**Material supplied:**
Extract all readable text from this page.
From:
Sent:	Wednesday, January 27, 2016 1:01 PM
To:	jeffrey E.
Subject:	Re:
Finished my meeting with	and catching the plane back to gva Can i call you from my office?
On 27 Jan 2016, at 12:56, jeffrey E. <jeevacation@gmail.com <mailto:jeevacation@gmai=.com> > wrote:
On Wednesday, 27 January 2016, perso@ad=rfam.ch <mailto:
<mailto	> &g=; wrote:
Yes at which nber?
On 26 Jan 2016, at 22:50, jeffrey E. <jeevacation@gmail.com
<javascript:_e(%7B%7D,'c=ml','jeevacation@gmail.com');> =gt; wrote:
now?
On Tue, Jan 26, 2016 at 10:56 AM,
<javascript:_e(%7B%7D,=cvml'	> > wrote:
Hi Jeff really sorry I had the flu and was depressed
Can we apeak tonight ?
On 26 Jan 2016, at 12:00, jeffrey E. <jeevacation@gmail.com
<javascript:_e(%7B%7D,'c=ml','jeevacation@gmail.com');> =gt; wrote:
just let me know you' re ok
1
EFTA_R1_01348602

**Work required:**
Give the listing above again, word for word.

**Completed task:**
Extract all readable text from this page.
From:
Sent:	Wednesday, January 27, 2016 1:01 PM
To:	jeffrey E.
Subject:	Re:
Finished my meeting with	and catching the plane back to gva Can i call you from my office?
On 27 Jan 2016, at 12:56, jeffrey E. <jeevacation@gmail.com <mailto:jeevacation@gmai=.com> > wrote:
On Wednesday, 27 January 2016, perso@ad=rfam.ch <mailto:
<mailto	> &g=; wrote:
Yes at which nber?
On 26 Jan 2016, at 22:50, jeffrey E. <jeevacation@gmail.com
<javascript:_e(%7B%7D,'c=ml','jeevacation@gmail.com');> =gt; wrote:
now?
On Tue, Jan 26, 2016 at 10:56 AM,
<javascript:_e(%7B%7D,=cvml'	> > wrote:
Hi Jeff really sorry I had the flu and was depressed
Can we apeak tonight ?
On 26 Jan 2016, at 12:00, jeffrey E. <jeevacation@gmail.com
<javascript:_e(%7B%7D,'c=ml','jeevacation@gmail.com');> =gt; wrote:
just let me know you' re ok
1
EFTA_R1_01348602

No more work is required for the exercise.